What you need to do
Will you give every entry again exactly as it stands?
====== Entries provided
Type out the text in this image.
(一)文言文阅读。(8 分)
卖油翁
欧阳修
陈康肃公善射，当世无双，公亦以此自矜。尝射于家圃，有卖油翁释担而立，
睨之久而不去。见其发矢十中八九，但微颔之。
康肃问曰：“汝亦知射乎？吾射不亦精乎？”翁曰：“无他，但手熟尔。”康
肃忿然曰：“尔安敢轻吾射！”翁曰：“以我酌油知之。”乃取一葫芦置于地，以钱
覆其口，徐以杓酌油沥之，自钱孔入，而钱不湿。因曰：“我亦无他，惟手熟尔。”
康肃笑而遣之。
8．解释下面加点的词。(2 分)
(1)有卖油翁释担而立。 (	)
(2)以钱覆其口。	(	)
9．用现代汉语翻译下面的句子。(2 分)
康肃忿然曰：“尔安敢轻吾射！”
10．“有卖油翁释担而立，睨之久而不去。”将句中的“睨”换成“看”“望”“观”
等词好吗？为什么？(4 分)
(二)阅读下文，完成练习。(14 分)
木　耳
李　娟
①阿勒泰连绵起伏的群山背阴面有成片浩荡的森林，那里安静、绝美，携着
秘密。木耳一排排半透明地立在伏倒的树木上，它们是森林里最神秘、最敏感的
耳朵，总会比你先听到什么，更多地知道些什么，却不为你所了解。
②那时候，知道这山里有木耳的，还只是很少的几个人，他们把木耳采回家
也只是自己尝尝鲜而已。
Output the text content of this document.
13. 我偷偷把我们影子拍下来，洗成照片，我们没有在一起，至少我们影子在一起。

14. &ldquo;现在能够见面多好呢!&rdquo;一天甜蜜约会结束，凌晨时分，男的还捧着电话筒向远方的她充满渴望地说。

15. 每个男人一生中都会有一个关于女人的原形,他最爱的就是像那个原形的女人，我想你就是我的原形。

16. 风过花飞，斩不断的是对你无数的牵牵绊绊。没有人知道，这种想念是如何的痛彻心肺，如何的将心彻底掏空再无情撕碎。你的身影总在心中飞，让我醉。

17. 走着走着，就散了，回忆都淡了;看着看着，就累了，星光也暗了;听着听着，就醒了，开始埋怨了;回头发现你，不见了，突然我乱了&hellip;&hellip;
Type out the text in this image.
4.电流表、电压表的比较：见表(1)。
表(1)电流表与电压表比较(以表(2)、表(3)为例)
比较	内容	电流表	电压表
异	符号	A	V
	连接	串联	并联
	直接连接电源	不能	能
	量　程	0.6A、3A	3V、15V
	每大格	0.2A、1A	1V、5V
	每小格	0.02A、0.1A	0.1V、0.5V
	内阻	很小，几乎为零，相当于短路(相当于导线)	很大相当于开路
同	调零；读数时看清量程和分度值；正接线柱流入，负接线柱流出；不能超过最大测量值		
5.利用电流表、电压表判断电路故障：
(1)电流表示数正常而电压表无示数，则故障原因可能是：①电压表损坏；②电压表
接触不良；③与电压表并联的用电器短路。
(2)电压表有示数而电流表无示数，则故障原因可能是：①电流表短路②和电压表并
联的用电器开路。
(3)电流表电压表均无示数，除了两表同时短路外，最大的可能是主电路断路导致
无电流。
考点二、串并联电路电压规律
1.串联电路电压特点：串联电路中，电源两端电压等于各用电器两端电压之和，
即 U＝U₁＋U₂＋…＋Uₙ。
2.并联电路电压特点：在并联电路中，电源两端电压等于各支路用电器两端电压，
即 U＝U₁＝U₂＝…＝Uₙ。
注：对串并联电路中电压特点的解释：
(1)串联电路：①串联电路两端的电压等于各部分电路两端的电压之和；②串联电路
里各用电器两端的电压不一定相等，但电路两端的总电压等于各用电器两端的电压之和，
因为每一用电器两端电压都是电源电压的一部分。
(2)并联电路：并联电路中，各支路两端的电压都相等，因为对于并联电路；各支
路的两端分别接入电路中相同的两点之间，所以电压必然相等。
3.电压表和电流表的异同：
============
Response
Type out the text in this image.
(一)文言文阅读。(8 分)
卖油翁
欧阳修
陈康肃公善射，当世无双，公亦以此自矜。尝射于家圃，有卖油翁释担而立，
睨之久而不去。见其发矢十中八九，但微颔之。
康肃问曰：“汝亦知射乎？吾射不亦精乎？”翁曰：“无他，但手熟尔。”康
肃忿然曰：“尔安敢轻吾射！”翁曰：“以我酌油知之。”乃取一葫芦置于地，以钱
覆其口，徐以杓酌油沥之，自钱孔入，而钱不湿。因曰：“我亦无他，惟手熟尔。”
康肃笑而遣之。
8．解释下面加点的词。(2 分)
(1)有卖油翁释担而立。 (	)
(2)以钱覆其口。	(	)
9．用现代汉语翻译下面的句子。(2 分)
康肃忿然曰：“尔安敢轻吾射！”
10．“有卖油翁释担而立，睨之久而不去。”将句中的“睨”换成“看”“望”“观”
等词好吗？为什么？(4 分)
(二)阅读下文，完成练习。(14 分)
木　耳
李　娟
①阿勒泰连绵起伏的群山背阴面有成片浩荡的森林，那里安静、绝美，携着
秘密。木耳一排排半透明地立在伏倒的树木上，它们是森林里最神秘、最敏感的
耳朵，总会比你先听到什么，更多地知道些什么，却不为你所了解。
②那时候，知道这山里有木耳的，还只是很少的几个人，他们把木耳采回家
也只是自己尝尝鲜而已。
Output the text content of this document.
13. 我偷偷把我们影子拍下来，洗成照片，我们没有在一起，至少我们影子在一起。

14. &ldquo;现在能够见面多好呢!&rdquo;一天甜蜜约会结束，凌晨时分，男的还捧着电话筒向远方的她充满渴望地说。

15. 每个男人一生中都会有一个关于女人的原形,他最爱的就是像那个原形的女人，我想你就是我的原形。

16. 风过花飞，斩不断的是对你无数的牵牵绊绊。没有人知道，这种想念是如何的痛彻心肺，如何的将心彻底掏空再无情撕碎。你的身影总在心中飞，让我醉。

17. 走着走着，就散了，回忆都淡了;看着看着，就累了，星光也暗了;听着听着，就醒了，开始埋怨了;回头发现你，不见了，突然我乱了&hellip;&hellip;
Type out the text in this image.
4.电流表、电压表的比较：见表(1)。
表(1)电流表与电压表比较(以表(2)、表(3)为例)
比较	内容	电流表	电压表
异	符号	A	V
	连接	串联	并联
	直接连接电源	不能	能
	量　程	0.6A、3A	3V、15V
	每大格	0.2A、1A	1V、5V
	每小格	0.02A、0.1A	0.1V、0.5V
	内阻	很小，几乎为零，相当于短路(相当于导线)	很大相当于开路
同	调零；读数时看清量程和分度值；正接线柱流入，负接线柱流出；不能超过最大测量值		
5.利用电流表、电压表判断电路故障：
(1)电流表示数正常而电压表无示数，则故障原因可能是：①电压表损坏；②电压表
接触不良；③与电压表并联的用电器短路。
(2)电压表有示数而电流表无示数，则故障原因可能是：①电流表短路②和电压表并
联的用电器开路。
(3)电流表电压表均无示数，除了两表同时短路外，最大的可能是主电路断路导致
无电流。
考点二、串并联电路电压规律
1.串联电路电压特点：串联电路中，电源两端电压等于各用电器两端电压之和，
即 U＝U₁＋U₂＋…＋Uₙ。
2.并联电路电压特点：在并联电路中，电源两端电压等于各支路用电器两端电压，
即 U＝U₁＝U₂＝…＝Uₙ。
注：对串并联电路中电压特点的解释：
(1)串联电路：①串联电路两端的电压等于各部分电路两端的电压之和；②串联电路
里各用电器两端的电压不一定相等，但电路两端的总电压等于各用电器两端的电压之和，
因为每一用电器两端电压都是电源电压的一部分。
(2)并联电路：并联电路中，各支路两端的电压都相等，因为对于并联电路；各支
路的两端分别接入电路中相同的两点之间，所以电压必然相等。
3.电压表和电流表的异同：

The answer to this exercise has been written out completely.